** Start of TASK MATERIAL **
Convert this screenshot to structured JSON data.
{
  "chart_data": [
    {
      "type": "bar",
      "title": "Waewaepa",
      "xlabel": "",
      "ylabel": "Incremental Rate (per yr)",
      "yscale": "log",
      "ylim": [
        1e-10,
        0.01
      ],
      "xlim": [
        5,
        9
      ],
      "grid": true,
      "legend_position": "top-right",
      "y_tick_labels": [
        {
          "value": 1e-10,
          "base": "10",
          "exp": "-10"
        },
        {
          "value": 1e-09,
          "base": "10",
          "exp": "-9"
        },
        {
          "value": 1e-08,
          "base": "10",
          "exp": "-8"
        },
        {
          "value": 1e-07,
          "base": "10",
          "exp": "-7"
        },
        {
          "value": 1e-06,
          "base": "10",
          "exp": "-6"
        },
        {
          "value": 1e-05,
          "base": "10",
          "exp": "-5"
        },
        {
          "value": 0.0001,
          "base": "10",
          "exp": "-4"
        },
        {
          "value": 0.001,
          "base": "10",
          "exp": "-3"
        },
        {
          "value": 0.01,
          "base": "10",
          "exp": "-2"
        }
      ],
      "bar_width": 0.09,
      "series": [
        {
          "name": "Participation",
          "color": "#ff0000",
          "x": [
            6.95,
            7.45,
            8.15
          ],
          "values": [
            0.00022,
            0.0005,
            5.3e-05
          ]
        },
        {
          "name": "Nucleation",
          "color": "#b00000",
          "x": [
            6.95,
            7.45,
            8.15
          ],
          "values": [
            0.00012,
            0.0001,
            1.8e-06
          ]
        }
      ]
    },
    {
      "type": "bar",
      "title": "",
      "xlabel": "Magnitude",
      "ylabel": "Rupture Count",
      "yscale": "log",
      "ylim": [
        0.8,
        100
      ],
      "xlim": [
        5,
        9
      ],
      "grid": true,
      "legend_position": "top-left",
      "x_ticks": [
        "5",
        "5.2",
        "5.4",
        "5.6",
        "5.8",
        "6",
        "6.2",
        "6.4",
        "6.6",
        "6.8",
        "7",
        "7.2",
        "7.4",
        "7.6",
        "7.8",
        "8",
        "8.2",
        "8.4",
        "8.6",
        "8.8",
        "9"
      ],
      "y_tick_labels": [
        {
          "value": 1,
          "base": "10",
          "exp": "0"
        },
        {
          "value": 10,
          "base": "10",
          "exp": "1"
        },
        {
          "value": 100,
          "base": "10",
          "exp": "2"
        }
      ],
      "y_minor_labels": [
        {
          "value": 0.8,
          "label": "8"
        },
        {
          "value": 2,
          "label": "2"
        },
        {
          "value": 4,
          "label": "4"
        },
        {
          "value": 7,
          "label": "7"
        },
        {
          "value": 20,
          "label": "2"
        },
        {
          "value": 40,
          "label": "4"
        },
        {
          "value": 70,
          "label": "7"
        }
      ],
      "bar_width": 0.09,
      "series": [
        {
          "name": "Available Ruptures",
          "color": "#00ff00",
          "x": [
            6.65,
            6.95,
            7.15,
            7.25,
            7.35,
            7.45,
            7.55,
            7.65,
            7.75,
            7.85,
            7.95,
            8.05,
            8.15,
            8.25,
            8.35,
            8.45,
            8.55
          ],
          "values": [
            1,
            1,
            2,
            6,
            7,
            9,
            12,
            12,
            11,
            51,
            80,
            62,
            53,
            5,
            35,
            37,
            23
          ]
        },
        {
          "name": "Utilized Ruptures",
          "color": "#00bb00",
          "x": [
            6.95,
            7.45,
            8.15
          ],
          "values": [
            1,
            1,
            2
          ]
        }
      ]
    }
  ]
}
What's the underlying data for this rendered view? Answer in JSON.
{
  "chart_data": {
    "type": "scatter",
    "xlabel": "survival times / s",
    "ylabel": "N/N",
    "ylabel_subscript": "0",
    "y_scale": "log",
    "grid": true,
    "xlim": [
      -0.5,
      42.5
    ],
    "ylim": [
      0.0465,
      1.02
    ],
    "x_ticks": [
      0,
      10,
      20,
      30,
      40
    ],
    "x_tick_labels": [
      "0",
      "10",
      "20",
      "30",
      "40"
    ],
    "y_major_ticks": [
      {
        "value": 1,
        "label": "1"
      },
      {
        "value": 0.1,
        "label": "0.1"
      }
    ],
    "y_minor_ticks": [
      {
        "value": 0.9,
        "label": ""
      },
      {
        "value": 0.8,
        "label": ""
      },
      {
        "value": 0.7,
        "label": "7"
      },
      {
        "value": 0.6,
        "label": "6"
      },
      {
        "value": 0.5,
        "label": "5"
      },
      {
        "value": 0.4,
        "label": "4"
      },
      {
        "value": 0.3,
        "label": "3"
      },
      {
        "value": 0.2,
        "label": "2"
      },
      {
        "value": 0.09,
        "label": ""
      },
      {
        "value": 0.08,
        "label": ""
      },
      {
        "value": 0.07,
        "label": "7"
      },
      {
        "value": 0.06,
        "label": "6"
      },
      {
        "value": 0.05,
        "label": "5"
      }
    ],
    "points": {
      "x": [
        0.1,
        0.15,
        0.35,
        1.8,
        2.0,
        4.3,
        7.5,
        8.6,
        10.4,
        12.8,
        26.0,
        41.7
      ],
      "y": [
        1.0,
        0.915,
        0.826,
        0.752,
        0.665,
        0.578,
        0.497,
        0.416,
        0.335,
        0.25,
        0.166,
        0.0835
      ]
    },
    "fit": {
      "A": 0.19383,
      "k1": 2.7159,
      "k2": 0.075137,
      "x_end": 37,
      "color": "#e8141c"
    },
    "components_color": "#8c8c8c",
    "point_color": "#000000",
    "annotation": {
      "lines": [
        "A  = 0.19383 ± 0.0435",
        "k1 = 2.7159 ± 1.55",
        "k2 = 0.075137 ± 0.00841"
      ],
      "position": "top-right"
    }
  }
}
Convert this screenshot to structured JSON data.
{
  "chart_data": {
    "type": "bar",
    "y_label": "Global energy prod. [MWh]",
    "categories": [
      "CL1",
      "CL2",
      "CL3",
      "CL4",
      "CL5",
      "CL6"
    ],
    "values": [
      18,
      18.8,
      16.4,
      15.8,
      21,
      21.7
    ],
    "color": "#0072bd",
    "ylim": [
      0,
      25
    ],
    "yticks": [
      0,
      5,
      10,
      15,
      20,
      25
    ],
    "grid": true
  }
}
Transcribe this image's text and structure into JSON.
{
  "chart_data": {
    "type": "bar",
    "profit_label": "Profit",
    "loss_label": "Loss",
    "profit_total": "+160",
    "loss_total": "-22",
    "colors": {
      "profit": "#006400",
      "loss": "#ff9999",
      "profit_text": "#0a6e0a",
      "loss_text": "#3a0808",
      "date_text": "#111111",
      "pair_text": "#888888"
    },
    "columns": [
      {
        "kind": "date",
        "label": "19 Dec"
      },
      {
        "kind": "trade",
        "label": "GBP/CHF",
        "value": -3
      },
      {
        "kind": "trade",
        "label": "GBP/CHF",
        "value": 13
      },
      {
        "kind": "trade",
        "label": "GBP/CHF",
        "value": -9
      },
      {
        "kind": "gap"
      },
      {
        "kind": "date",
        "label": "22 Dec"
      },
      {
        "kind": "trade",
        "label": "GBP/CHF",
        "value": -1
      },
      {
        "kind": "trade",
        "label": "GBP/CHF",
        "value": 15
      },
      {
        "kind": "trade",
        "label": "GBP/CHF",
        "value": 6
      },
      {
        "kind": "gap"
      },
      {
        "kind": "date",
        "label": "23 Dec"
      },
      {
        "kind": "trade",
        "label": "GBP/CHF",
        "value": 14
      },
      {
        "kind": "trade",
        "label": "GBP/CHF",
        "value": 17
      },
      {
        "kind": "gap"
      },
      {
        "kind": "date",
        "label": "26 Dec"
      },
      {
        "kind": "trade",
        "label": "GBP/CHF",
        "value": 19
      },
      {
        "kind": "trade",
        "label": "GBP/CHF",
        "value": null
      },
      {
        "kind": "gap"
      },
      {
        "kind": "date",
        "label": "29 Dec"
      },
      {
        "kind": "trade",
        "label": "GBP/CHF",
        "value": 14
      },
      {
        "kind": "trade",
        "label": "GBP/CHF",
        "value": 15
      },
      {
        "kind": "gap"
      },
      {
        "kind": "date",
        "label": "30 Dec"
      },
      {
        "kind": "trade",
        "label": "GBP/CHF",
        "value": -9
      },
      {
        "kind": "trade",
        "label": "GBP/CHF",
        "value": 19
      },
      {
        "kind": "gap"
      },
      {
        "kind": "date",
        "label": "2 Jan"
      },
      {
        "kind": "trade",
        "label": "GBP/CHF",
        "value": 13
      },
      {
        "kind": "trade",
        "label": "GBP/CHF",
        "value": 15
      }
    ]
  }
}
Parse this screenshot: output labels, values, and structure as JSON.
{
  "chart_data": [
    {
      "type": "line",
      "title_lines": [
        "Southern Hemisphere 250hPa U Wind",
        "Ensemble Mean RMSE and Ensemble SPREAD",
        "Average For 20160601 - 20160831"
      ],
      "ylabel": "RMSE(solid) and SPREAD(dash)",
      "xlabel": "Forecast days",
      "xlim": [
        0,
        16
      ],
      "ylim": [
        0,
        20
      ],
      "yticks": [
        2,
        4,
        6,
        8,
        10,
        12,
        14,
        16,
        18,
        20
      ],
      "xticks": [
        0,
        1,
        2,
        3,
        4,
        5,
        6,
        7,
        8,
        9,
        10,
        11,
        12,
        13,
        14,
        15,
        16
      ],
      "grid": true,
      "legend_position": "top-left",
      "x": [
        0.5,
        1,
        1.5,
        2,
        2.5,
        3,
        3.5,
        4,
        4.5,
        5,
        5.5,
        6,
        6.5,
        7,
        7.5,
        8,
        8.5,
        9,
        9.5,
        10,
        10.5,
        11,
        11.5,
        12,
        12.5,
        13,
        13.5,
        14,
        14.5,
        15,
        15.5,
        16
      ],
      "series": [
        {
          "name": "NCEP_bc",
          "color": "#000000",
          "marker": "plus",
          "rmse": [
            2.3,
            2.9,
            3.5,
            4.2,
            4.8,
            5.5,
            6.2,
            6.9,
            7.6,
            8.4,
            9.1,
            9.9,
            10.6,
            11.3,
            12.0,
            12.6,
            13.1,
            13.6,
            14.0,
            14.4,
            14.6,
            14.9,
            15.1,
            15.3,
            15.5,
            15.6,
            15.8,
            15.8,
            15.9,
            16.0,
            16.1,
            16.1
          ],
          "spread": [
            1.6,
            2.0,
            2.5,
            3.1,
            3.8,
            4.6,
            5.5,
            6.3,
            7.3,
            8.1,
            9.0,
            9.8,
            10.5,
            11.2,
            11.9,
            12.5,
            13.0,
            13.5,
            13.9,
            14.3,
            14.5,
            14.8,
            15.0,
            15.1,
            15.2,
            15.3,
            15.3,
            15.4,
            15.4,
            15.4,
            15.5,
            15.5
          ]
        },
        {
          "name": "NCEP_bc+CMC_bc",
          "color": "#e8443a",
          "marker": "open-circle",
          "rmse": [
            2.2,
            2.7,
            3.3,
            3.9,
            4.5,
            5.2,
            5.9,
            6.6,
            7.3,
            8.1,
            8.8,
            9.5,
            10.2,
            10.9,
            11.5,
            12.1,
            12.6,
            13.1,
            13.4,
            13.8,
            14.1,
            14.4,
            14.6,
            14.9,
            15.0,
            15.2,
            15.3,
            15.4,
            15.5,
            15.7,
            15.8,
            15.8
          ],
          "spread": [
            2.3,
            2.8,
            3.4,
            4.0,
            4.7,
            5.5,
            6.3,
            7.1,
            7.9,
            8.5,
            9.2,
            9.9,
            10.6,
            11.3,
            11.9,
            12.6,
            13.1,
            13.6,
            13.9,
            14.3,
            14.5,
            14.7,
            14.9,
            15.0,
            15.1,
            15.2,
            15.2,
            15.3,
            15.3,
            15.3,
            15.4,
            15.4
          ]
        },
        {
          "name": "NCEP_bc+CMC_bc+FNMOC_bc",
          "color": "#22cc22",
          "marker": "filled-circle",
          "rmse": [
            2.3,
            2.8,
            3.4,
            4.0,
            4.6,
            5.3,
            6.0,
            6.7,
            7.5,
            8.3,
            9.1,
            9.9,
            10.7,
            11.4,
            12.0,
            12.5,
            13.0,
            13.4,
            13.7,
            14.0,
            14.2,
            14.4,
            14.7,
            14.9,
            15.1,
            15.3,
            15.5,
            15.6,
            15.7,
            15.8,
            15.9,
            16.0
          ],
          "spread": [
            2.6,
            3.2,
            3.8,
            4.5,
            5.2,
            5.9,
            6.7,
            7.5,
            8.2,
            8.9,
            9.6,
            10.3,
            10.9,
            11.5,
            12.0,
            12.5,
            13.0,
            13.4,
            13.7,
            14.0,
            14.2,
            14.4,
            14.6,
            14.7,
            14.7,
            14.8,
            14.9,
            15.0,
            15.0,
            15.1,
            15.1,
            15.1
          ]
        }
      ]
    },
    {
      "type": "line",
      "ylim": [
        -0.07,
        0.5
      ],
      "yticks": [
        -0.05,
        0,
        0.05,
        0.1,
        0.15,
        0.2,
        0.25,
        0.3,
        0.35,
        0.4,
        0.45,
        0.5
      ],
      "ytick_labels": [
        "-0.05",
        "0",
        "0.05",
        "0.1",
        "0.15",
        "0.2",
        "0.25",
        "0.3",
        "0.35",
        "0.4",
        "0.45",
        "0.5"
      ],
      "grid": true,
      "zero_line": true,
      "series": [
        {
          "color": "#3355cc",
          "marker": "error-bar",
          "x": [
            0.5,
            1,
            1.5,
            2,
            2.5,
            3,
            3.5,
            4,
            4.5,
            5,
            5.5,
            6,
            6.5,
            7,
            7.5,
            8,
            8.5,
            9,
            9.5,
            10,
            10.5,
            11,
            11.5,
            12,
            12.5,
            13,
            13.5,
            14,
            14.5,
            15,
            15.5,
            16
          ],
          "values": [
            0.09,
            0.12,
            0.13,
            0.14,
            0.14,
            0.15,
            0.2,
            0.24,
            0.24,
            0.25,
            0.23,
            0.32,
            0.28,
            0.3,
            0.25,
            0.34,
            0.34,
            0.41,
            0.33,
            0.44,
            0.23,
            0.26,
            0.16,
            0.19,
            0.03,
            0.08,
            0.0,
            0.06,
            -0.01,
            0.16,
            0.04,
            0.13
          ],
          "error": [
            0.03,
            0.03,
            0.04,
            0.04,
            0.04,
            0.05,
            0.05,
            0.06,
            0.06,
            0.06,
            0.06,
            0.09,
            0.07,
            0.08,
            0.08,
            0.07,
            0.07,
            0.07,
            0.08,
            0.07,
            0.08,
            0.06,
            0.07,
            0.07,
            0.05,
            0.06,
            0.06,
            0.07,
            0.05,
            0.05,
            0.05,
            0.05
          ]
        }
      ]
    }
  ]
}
** End of TASK MATERIAL **
### [DIRECTIVE]
Using the records above, select and copy every line that has the word "this".

### [RESULT BELOW]
Convert this screenshot to structured JSON data.
What's the underlying data for this rendered view? Answer in JSON.
Convert this screenshot to structured JSON data.
Transcribe this image's text and structure into JSON.
Parse this screenshot: output labels, values, and structure as JSON.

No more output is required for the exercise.